Directions: Identify the lines that contain the word "filename", then copy them.

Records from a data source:
************

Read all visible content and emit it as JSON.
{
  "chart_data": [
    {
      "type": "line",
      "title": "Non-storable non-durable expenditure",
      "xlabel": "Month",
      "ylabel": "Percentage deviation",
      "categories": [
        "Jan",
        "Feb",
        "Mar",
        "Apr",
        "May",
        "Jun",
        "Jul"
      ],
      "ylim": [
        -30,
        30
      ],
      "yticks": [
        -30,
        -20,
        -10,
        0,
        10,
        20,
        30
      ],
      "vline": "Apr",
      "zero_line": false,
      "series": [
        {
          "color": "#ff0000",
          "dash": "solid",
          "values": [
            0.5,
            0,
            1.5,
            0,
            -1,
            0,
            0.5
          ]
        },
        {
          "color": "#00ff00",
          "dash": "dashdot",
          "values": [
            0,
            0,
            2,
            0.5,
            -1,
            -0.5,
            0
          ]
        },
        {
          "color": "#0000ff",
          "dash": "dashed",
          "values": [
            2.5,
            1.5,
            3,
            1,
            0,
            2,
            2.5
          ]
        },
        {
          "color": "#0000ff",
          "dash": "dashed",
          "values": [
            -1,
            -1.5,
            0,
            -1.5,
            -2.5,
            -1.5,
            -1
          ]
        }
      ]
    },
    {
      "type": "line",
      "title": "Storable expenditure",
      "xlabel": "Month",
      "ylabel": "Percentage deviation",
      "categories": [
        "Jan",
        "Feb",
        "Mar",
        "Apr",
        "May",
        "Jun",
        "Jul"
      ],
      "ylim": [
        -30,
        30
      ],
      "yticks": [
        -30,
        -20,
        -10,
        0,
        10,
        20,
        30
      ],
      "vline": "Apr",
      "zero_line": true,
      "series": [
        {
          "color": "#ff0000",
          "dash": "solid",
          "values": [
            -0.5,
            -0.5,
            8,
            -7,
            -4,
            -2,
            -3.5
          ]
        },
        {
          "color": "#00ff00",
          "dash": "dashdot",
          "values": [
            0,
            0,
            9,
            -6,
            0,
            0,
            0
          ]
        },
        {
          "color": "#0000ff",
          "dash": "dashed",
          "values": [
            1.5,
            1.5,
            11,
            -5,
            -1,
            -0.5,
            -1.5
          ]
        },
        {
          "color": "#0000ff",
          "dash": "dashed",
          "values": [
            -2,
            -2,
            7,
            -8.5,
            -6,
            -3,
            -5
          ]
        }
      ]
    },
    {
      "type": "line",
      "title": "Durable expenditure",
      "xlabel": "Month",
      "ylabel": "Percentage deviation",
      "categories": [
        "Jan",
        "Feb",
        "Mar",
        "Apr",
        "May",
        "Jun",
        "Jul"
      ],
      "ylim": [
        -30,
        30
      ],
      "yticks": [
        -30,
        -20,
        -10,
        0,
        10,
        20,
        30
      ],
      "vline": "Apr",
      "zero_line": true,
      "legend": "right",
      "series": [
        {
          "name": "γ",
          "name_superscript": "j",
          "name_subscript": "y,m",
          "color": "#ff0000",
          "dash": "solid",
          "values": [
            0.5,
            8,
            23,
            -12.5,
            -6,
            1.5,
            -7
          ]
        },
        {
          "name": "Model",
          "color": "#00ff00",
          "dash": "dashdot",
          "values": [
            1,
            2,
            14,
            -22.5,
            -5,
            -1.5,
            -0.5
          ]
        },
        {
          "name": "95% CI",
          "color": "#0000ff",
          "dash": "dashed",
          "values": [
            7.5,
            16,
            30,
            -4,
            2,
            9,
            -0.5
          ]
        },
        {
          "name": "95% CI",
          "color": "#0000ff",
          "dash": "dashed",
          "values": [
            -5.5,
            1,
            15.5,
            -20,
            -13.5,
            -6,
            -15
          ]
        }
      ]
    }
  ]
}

************

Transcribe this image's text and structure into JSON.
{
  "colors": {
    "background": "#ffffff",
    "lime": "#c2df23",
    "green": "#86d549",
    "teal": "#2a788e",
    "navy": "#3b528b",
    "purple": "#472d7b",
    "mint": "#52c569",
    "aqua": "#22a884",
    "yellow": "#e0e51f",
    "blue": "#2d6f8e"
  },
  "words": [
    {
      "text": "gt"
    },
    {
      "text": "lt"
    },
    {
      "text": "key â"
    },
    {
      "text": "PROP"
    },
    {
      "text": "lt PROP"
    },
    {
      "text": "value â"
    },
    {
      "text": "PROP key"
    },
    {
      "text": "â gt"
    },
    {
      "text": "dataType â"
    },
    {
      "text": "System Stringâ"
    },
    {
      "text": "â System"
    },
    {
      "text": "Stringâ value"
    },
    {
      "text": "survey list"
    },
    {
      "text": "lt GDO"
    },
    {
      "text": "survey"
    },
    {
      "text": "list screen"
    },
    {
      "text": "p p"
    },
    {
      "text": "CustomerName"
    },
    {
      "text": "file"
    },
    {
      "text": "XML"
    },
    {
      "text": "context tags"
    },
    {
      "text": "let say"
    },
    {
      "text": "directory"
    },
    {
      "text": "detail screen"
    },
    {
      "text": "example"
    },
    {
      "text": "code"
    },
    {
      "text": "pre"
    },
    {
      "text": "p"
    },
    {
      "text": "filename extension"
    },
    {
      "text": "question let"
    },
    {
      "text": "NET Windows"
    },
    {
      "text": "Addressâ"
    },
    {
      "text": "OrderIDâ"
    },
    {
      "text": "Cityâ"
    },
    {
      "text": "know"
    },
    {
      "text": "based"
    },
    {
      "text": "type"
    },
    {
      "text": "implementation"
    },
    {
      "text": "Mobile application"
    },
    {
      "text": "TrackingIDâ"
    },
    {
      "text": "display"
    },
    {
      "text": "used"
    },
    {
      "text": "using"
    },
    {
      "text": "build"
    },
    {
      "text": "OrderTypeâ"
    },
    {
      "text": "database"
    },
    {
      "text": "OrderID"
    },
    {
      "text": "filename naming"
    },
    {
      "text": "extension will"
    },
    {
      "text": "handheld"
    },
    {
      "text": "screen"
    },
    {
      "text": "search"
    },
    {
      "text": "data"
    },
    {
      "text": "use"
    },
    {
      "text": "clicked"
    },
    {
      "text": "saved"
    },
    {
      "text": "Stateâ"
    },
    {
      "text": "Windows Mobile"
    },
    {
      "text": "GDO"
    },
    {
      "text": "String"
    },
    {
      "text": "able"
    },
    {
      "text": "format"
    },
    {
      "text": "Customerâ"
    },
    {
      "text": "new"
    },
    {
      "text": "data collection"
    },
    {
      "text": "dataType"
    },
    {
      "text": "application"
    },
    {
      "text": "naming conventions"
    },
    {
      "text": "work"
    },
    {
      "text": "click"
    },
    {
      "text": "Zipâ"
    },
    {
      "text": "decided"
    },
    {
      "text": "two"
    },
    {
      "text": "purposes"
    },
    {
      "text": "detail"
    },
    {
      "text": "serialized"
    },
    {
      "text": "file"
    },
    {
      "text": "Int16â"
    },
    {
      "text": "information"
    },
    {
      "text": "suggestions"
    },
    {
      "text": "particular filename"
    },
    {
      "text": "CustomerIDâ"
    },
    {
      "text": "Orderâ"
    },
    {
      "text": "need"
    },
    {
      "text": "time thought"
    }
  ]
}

************

Reply to the task:
      "text": "filename extension"
      "text": "filename naming"
      "text": "particular filename"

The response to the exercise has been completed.